* **課題 1**:
プロダクト開発の検証を述べた本文について、次の問いに答えなさい。
(a) デザインモックを含む営業資料をもとに実施したヒアリングは何件以上か。
(b) 今回のプロダクトの対象領域の特徴として挙げられているのは何か。
(c) 想像で話す部分が多かったため、数社に利用してもらったものは何か。
* **課題 2**: プロダクト開発の検証を述べた本文のうち、「となると、どの課題をどのよう」から「トストーリーを策定しました。」に至るまでを、一字も変えずに書き写しなさい。

* **本文抜粋**:
++++++++

そのため、具体的にターゲットとなる顧客の解像度を上げ、その課題を把握し、どんな価値を提供すれば売れそうなのかという仮説を検証しました。
検証ではさまざまな種類のユーザーに大量にヒアリングすることを重視し、デザインモックを含む営業資料をもとに70件以上のヒアリングを実施しました。
多くのユーザーに営業活動型ヒアリングを初期段階から進めたことが、今回、半年で正式版開発をスタートできる成功要因だったのですが、それについては後ほど詳しく説明します!
②コアな価値の特定(需要性の検証)
次に行ったのは、コアとなる価値の特定です。
今回のプロダクトの対象領域は、アナログで属人的な業務が多いことが特徴でした。そのためプロダクトの強みは、シンプルに考えて「優れたUXを提供することでデジタル化を進められる価値」にしたいと考えています。
となると、どの課題をどのようなUXで解決すれば、顧客が「Wow!こんなサービス待ってた!購入したい!」と思ってもらえるのかを明らかにする必要があります。言い換えると、購入したいと思える決め手となる価値の特定です。
すでにデザインモックや営業資料をもとにしたヒアリングは行っていましたが、ユーザーも我々もどうしても想像で話す部分が多くありました。そのため、実際にユーザーが現場で触れるプロトタイプを数社に利用してもらうことで、本当にその課題をその方法で解決することが喜ばれるのかを検証していきました。
③プロダクトストーリーの特定
上記の検証を経て「だれの、どの課題を、どのような方向性で解決すると、買ってもらえそうか」を確信を持って言えるようになったタイミングで、提供価値の優先度を表すプロダクトストーリーを策定しました。

++++++++

* **提示資料**:
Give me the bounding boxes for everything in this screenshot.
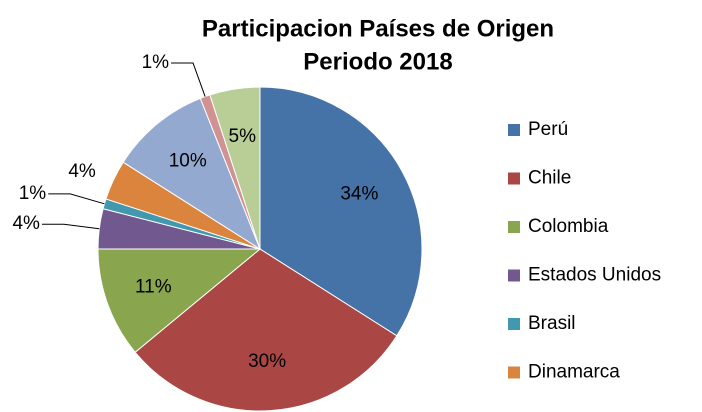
legend-label: Dinamarca [528,362,620,383]
data-label: 5% [229,126,257,147]
pie-slice [134,248,398,412]
legend-swatch [508,124,520,136]
legend-swatch [508,366,520,379]
data-label: 1% [142,52,170,73]
data-label: 1% [19,183,47,204]
legend-label: Brasil [528,313,576,334]
leader-line [48,193,105,205]
legend-swatch [508,221,520,233]
legend-swatch [508,172,520,185]
leader-line [41,223,100,230]
pie-slice [259,86,423,337]
data-label: 30% [248,351,286,372]
legend-label: Perú [528,119,568,140]
legend-label: Colombia [528,216,609,237]
legend-label: Chile [528,168,571,189]
chart-title: Periodo 2018 [303,48,452,75]
legend-swatch [508,269,520,282]
leader-line [171,62,206,97]
legend-swatch [508,318,520,330]
chart-title: Participacion Países de Origen [202,15,554,42]
data-label: 4% [12,213,40,234]
pie-slice [209,86,261,250]
data-label: 34% [340,183,378,204]
pie-slice [122,97,262,251]
pie-slice [97,248,262,353]
data-label: 4% [68,161,96,182]
legend-label: Estados Unidos [528,265,661,286]
data-label: 10% [169,151,207,172]
data-label: 11% [135,276,172,297]
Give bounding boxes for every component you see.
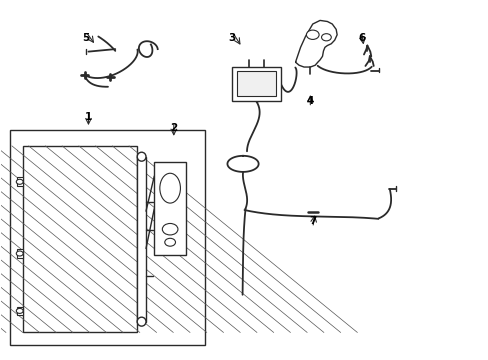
Circle shape: [16, 251, 23, 256]
Circle shape: [16, 179, 23, 184]
Text: 4: 4: [306, 96, 313, 106]
Bar: [17, 307, 22, 315]
Bar: [154, 162, 185, 255]
Circle shape: [16, 309, 23, 314]
Ellipse shape: [160, 173, 180, 203]
Bar: [17, 177, 22, 186]
Bar: [10, 130, 205, 345]
Text: 1: 1: [84, 112, 92, 122]
Text: 6: 6: [357, 33, 365, 43]
Circle shape: [164, 238, 175, 246]
Bar: [22, 146, 137, 332]
Polygon shape: [295, 21, 336, 67]
Text: 3: 3: [228, 33, 235, 43]
Ellipse shape: [137, 317, 146, 326]
Bar: [137, 157, 146, 321]
Text: 5: 5: [82, 33, 89, 43]
Circle shape: [306, 30, 319, 40]
Text: 2: 2: [170, 123, 177, 133]
Ellipse shape: [137, 152, 146, 161]
Bar: [237, 71, 276, 96]
Bar: [232, 67, 281, 101]
Bar: [17, 249, 22, 258]
Text: 7: 7: [308, 216, 316, 226]
Circle shape: [162, 224, 178, 235]
Circle shape: [321, 34, 330, 41]
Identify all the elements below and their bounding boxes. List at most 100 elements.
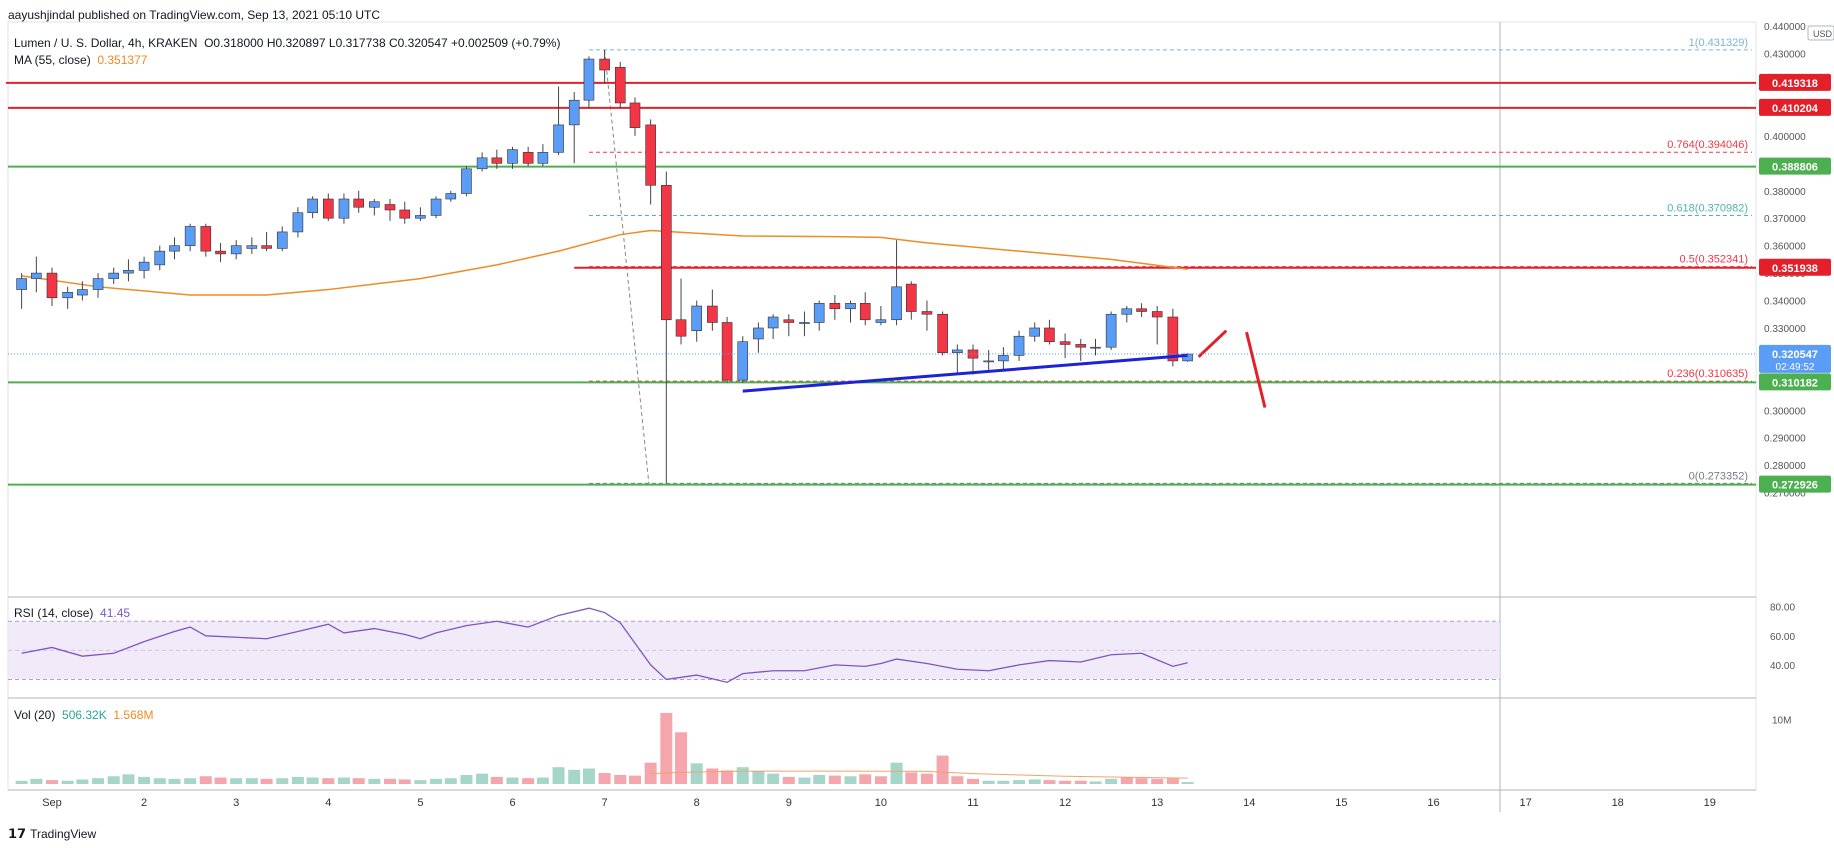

++++++++

* **解答例 1**:
(a) 70件以上
(b) アナログで属人的な業務が多いこと
(c) 実際にユーザーが現場で触れるプロトタイプ

* **解答例 2**:
となると、どの課題をどのようなUXで解決すれば、顧客が「Wow!こんなサービス待ってた!購入したい!」と思ってもらえるのかを明らかにする必要があります。言い換えると、購入したいと思える決め手となる価値の特定です。
すでにデザインモックや営業資料をもとにしたヒアリングは行っていましたが、ユーザーも我々もどうしても想像で話す部分が多くありました。そのため、実際にユーザーが現場で触れるプロトタイプを数社に利用してもらうことで、本当にその課題をその方法で解決することが喜ばれるのかを検証していきました。
③プロダクトストーリーの特定
上記の検証を経て「だれの、どの課題を、どのような方向性で解決すると、買ってもらえそうか」を確信を持って言えるようになったタイミングで、提供価値の優先度を表すプロダクトストーリーを策定しました。